> _Entries_:
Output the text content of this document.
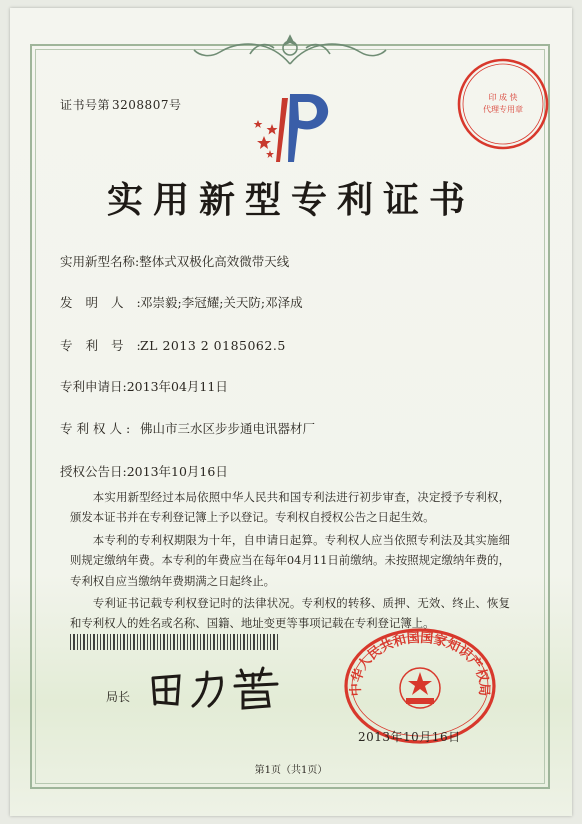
证书号第 3208807号
印 成 快
代理专用章
实用新型专利证书
实用新型名称:整体式双极化高效微带天线
发明人:邓崇毅;李冠耀;关天防;邓泽成
专利号:ZL 2013 2 0185062.5
专利申请日:2013年04月11日
专利权人: 佛山市三水区步步通电讯器材厂
授权公告日:2013年10月16日

本实用新型经过本局依照中华人民共和国专利法进行初步审查，决定授予专利权，颁发本证书并在专利登记簿上予以登记。专利权自授权公告之日起生效。

本专利的专利权期限为十年，自申请日起算。专利权人应当依照专利法及其实施细则规定缴纳年费。本专利的年费应当在每年04月11日前缴纳。未按照规定缴纳年费的，专利权自应当缴纳年费期满之日起终止。

专利证书记载专利权登记时的法律状况。专利权的转移、质押、无效、终止、恢复和专利权人的姓名或名称、国籍、地址变更等事项记载在专利登记簿上。

局长
中华人民共和国国家知识产权局
2013年10月16日
第1页（共1页）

> _What the task requires_: Copy all the data exactly as written, but skip any picture.

> _Full response_:
Output the text content of this document.
证书号第 3208807号
印 成 快
代理专用章
实用新型专利证书
实用新型名称:整体式双极化高效微带天线
发明人:邓崇毅;李冠耀;关天防;邓泽成
专利号:ZL 2013 2 0185062.5
专利申请日:2013年04月11日
专利权人: 佛山市三水区步步通电讯器材厂
授权公告日:2013年10月16日

本实用新型经过本局依照中华人民共和国专利法进行初步审查，决定授予专利权，颁发本证书并在专利登记簿上予以登记。专利权自授权公告之日起生效。

本专利的专利权期限为十年，自申请日起算。专利权人应当依照专利法及其实施细则规定缴纳年费。本专利的年费应当在每年04月11日前缴纳。未按照规定缴纳年费的，专利权自应当缴纳年费期满之日起终止。

专利证书记载专利权登记时的法律状况。专利权的转移、质押、无效、终止、恢复和专利权人的姓名或名称、国籍、地址变更等事项记载在专利登记簿上。

局长
中华人民共和国国家知识产权局
2013年10月16日
第1页（共1页）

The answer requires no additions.